— START OF Records for this task —

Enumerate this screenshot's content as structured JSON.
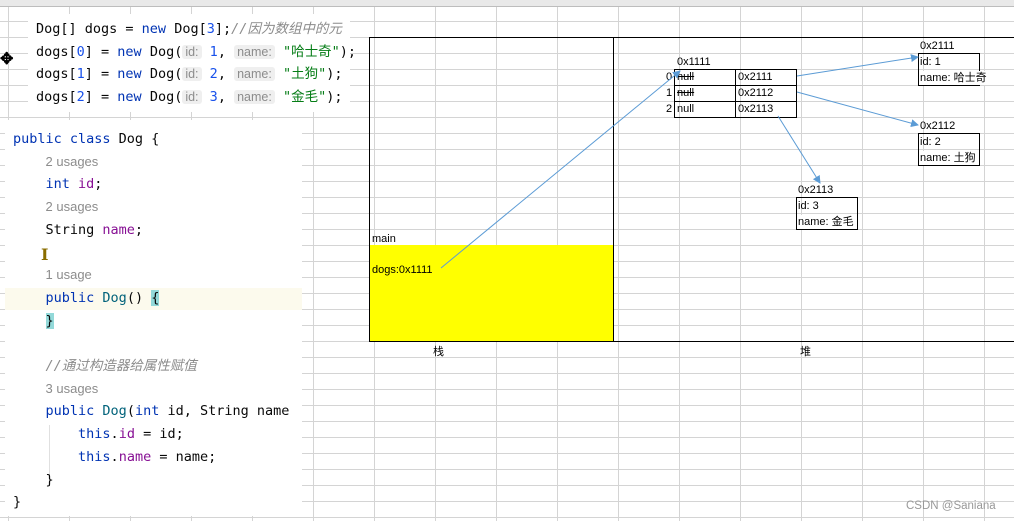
{
  "snippet": [
    [
      [
        "Dog[] dogs = ",
        "pl"
      ],
      [
        "new",
        "kw"
      ],
      [
        " Dog[",
        "pl"
      ],
      [
        "3",
        "num"
      ],
      [
        "];",
        "pl"
      ],
      [
        "//因为数组中的元",
        "cm"
      ]
    ],
    [
      [
        "dogs[",
        "pl"
      ],
      [
        "0",
        "num"
      ],
      [
        "] = ",
        "pl"
      ],
      [
        "new",
        "kw"
      ],
      [
        " Dog(",
        "pl"
      ],
      [
        "id:",
        "hint"
      ],
      [
        " ",
        "pl"
      ],
      [
        "1",
        "num"
      ],
      [
        ", ",
        "pl"
      ],
      [
        "name:",
        "hint"
      ],
      [
        " ",
        "pl"
      ],
      [
        "\"哈士奇\"",
        "str"
      ],
      [
        ");",
        "pl"
      ]
    ],
    [
      [
        "dogs[",
        "pl"
      ],
      [
        "1",
        "num"
      ],
      [
        "] = ",
        "pl"
      ],
      [
        "new",
        "kw"
      ],
      [
        " Dog(",
        "pl"
      ],
      [
        "id:",
        "hint"
      ],
      [
        " ",
        "pl"
      ],
      [
        "2",
        "num"
      ],
      [
        ", ",
        "pl"
      ],
      [
        "name:",
        "hint"
      ],
      [
        " ",
        "pl"
      ],
      [
        "\"土狗\"",
        "str"
      ],
      [
        ");",
        "pl"
      ]
    ],
    [
      [
        "dogs[",
        "pl"
      ],
      [
        "2",
        "num"
      ],
      [
        "] = ",
        "pl"
      ],
      [
        "new",
        "kw"
      ],
      [
        " Dog(",
        "pl"
      ],
      [
        "id:",
        "hint"
      ],
      [
        " ",
        "pl"
      ],
      [
        "3",
        "num"
      ],
      [
        ", ",
        "pl"
      ],
      [
        "name:",
        "hint"
      ],
      [
        " ",
        "pl"
      ],
      [
        "\"金毛\"",
        "str"
      ],
      [
        ");",
        "pl"
      ]
    ]
  ],
  "class_code": [
    [
      [
        "public class ",
        "kw"
      ],
      [
        "Dog {",
        "pl"
      ]
    ],
    [
      [
        "    ",
        "pl"
      ],
      [
        "2 usages",
        "usage"
      ]
    ],
    [
      [
        "    ",
        "pl"
      ],
      [
        "int ",
        "kw"
      ],
      [
        "id",
        "fld"
      ],
      [
        ";",
        "pl"
      ]
    ],
    [
      [
        "    ",
        "pl"
      ],
      [
        "2 usages",
        "usage"
      ]
    ],
    [
      [
        "    String ",
        "pl"
      ],
      [
        "name",
        "fld"
      ],
      [
        ";",
        "pl"
      ]
    ],
    [
      [
        "",
        "pl"
      ]
    ],
    [
      [
        "    ",
        "pl"
      ],
      [
        "1 usage",
        "usage"
      ]
    ],
    [
      [
        "    ",
        "pl"
      ],
      [
        "public ",
        "kw"
      ],
      [
        "Dog",
        "fn"
      ],
      [
        "() ",
        "pl"
      ],
      [
        "{",
        "brace"
      ]
    ],
    [
      [
        "    ",
        "pl"
      ],
      [
        "}",
        "brace"
      ]
    ],
    [
      [
        "",
        "pl"
      ]
    ],
    [
      [
        "    ",
        "pl"
      ],
      [
        "//通过构造器给属性赋值",
        "cm"
      ]
    ],
    [
      [
        "    ",
        "pl"
      ],
      [
        "3 usages",
        "usage"
      ]
    ],
    [
      [
        "    ",
        "pl"
      ],
      [
        "public ",
        "kw"
      ],
      [
        "Dog",
        "fn"
      ],
      [
        "(",
        "pl"
      ],
      [
        "int ",
        "kw"
      ],
      [
        "id, String name",
        "pl"
      ]
    ],
    [
      [
        "        ",
        "pl"
      ],
      [
        "this",
        "kw"
      ],
      [
        ".",
        "pl"
      ],
      [
        "id",
        "fld"
      ],
      [
        " = id;",
        "pl"
      ]
    ],
    [
      [
        "        ",
        "pl"
      ],
      [
        "this",
        "kw"
      ],
      [
        ".",
        "pl"
      ],
      [
        "name",
        "fld"
      ],
      [
        " = name;",
        "pl"
      ]
    ],
    [
      [
        "    }",
        "pl"
      ]
    ],
    [
      [
        "}",
        "pl"
      ]
    ]
  ],
  "diagram": {
    "stack": {
      "frame_label": "main",
      "var": "dogs:0x1111",
      "caption": "栈",
      "fill": "#ffff00"
    },
    "heap": {
      "caption": "堆",
      "array": {
        "address": "0x1111",
        "rows": [
          {
            "index": "0",
            "old": "null",
            "value": "0x2111",
            "struck": true
          },
          {
            "index": "1",
            "old": "null",
            "value": "0x2112",
            "struck": true
          },
          {
            "index": "2",
            "old": "null",
            "value": "0x2113",
            "struck": false
          }
        ]
      },
      "objects": [
        {
          "address": "0x2111",
          "id": "id:  1",
          "name": "name: 哈士奇"
        },
        {
          "address": "0x2112",
          "id": "id:  2",
          "name": "name: 土狗"
        },
        {
          "address": "0x2113",
          "id": "id:  3",
          "name": "name: 金毛"
        }
      ]
    },
    "arrow_color": "#5b9bd5"
  },
  "watermark": "CSDN @Saniana"
}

— END OF Records for this task —

◆ What you need to do: Go through the material above and print all of it exactly, except the pictures.

◆ Full answer:
Enumerate this screenshot's content as structured JSON.
{
  "snippet": [
    [
      [
        "Dog[] dogs = ",
        "pl"
      ],
      [
        "new",
        "kw"
      ],
      [
        " Dog[",
        "pl"
      ],
      [
        "3",
        "num"
      ],
      [
        "];",
        "pl"
      ],
      [
        "//因为数组中的元",
        "cm"
      ]
    ],
    [
      [
        "dogs[",
        "pl"
      ],
      [
        "0",
        "num"
      ],
      [
        "] = ",
        "pl"
      ],
      [
        "new",
        "kw"
      ],
      [
        " Dog(",
        "pl"
      ],
      [
        "id:",
        "hint"
      ],
      [
        " ",
        "pl"
      ],
      [
        "1",
        "num"
      ],
      [
        ", ",
        "pl"
      ],
      [
        "name:",
        "hint"
      ],
      [
        " ",
        "pl"
      ],
      [
        "\"哈士奇\"",
        "str"
      ],
      [
        ");",
        "pl"
      ]
    ],
    [
      [
        "dogs[",
        "pl"
      ],
      [
        "1",
        "num"
      ],
      [
        "] = ",
        "pl"
      ],
      [
        "new",
        "kw"
      ],
      [
        " Dog(",
        "pl"
      ],
      [
        "id:",
        "hint"
      ],
      [
        " ",
        "pl"
      ],
      [
        "2",
        "num"
      ],
      [
        ", ",
        "pl"
      ],
      [
        "name:",
        "hint"
      ],
      [
        " ",
        "pl"
      ],
      [
        "\"土狗\"",
        "str"
      ],
      [
        ");",
        "pl"
      ]
    ],
    [
      [
        "dogs[",
        "pl"
      ],
      [
        "2",
        "num"
      ],
      [
        "] = ",
        "pl"
      ],
      [
        "new",
        "kw"
      ],
      [
        " Dog(",
        "pl"
      ],
      [
        "id:",
        "hint"
      ],
      [
        " ",
        "pl"
      ],
      [
        "3",
        "num"
      ],
      [
        ", ",
        "pl"
      ],
      [
        "name:",
        "hint"
      ],
      [
        " ",
        "pl"
      ],
      [
        "\"金毛\"",
        "str"
      ],
      [
        ");",
        "pl"
      ]
    ]
  ],
  "class_code": [
    [
      [
        "public class ",
        "kw"
      ],
      [
        "Dog {",
        "pl"
      ]
    ],
    [
      [
        "    ",
        "pl"
      ],
      [
        "2 usages",
        "usage"
      ]
    ],
    [
      [
        "    ",
        "pl"
      ],
      [
        "int ",
        "kw"
      ],
      [
        "id",
        "fld"
      ],
      [
        ";",
        "pl"
      ]
    ],
    [
      [
        "    ",
        "pl"
      ],
      [
        "2 usages",
        "usage"
      ]
    ],
    [
      [
        "    String ",
        "pl"
      ],
      [
        "name",
        "fld"
      ],
      [
        ";",
        "pl"
      ]
    ],
    [
      [
        "",
        "pl"
      ]
    ],
    [
      [
        "    ",
        "pl"
      ],
      [
        "1 usage",
        "usage"
      ]
    ],
    [
      [
        "    ",
        "pl"
      ],
      [
        "public ",
        "kw"
      ],
      [
        "Dog",
        "fn"
      ],
      [
        "() ",
        "pl"
      ],
      [
        "{",
        "brace"
      ]
    ],
    [
      [
        "    ",
        "pl"
      ],
      [
        "}",
        "brace"
      ]
    ],
    [
      [
        "",
        "pl"
      ]
    ],
    [
      [
        "    ",
        "pl"
      ],
      [
        "//通过构造器给属性赋值",
        "cm"
      ]
    ],
    [
      [
        "    ",
        "pl"
      ],
      [
        "3 usages",
        "usage"
      ]
    ],
    [
      [
        "    ",
        "pl"
      ],
      [
        "public ",
        "kw"
      ],
      [
        "Dog",
        "fn"
      ],
      [
        "(",
        "pl"
      ],
      [
        "int ",
        "kw"
      ],
      [
        "id, String name",
        "pl"
      ]
    ],
    [
      [
        "        ",
        "pl"
      ],
      [
        "this",
        "kw"
      ],
      [
        ".",
        "pl"
      ],
      [
        "id",
        "fld"
      ],
      [
        " = id;",
        "pl"
      ]
    ],
    [
      [
        "        ",
        "pl"
      ],
      [
        "this",
        "kw"
      ],
      [
        ".",
        "pl"
      ],
      [
        "name",
        "fld"
      ],
      [
        " = name;",
        "pl"
      ]
    ],
    [
      [
        "    }",
        "pl"
      ]
    ],
    [
      [
        "}",
        "pl"
      ]
    ]
  ],
  "diagram": {
    "stack": {
      "frame_label": "main",
      "var": "dogs:0x1111",
      "caption": "栈",
      "fill": "#ffff00"
    },
    "heap": {
      "caption": "堆",
      "array": {
        "address": "0x1111",
        "rows": [
          {
            "index": "0",
            "old": "null",
            "value": "0x2111",
            "struck": true
          },
          {
            "index": "1",
            "old": "null",
            "value": "0x2112",
            "struck": true
          },
          {
            "index": "2",
            "old": "null",
            "value": "0x2113",
            "struck": false
          }
        ]
      },
      "objects": [
        {
          "address": "0x2111",
          "id": "id:  1",
          "name": "name: 哈士奇"
        },
        {
          "address": "0x2112",
          "id": "id:  2",
          "name": "name: 土狗"
        },
        {
          "address": "0x2113",
          "id": "id:  3",
          "name": "name: 金毛"
        }
      ]
    },
    "arrow_color": "#5b9bd5"
  },
  "watermark": "CSDN @Saniana"
}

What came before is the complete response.